Check each line of the entries below for the string "years"; copy every line where it appears.

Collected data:
* * * *
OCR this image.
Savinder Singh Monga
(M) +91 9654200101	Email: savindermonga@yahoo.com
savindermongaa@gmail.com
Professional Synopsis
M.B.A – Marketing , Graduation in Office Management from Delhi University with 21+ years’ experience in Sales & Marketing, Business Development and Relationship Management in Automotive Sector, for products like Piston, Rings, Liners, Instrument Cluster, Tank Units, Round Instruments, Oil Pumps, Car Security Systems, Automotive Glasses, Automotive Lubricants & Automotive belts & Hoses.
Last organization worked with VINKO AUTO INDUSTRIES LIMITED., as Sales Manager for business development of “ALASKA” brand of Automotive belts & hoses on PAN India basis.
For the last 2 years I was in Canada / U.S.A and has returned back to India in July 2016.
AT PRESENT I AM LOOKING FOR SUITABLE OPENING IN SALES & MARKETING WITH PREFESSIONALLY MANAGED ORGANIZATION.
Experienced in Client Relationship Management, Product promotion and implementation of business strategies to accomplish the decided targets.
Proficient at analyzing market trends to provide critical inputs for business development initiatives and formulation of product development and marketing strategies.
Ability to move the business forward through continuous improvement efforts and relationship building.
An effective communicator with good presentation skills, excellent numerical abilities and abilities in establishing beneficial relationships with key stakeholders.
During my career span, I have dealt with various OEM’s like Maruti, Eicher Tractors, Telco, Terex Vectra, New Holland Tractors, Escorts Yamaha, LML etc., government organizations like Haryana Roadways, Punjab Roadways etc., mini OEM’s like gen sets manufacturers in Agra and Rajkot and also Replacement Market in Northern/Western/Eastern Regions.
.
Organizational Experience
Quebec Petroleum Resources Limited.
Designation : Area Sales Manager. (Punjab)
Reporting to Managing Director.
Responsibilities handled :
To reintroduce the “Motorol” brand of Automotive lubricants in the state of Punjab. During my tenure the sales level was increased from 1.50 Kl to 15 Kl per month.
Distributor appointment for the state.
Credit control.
* * * *
**Solution to this task**
M.B.A – Marketing , Graduation in Office Management from Delhi University with 21+ years’ experience in Sales & Marketing, Business Development and Relationship Management in Automotive Sector, for products like Piston, Rings, Liners, Instrument Cluster, Tank Units, Round Instruments, Oil Pumps, Car Security Systems, Automotive Glasses, Automotive Lubricants & Automotive belts & Hoses.
For the last 2 years I was in Canada / U.S.A and has returned back to India in July 2016.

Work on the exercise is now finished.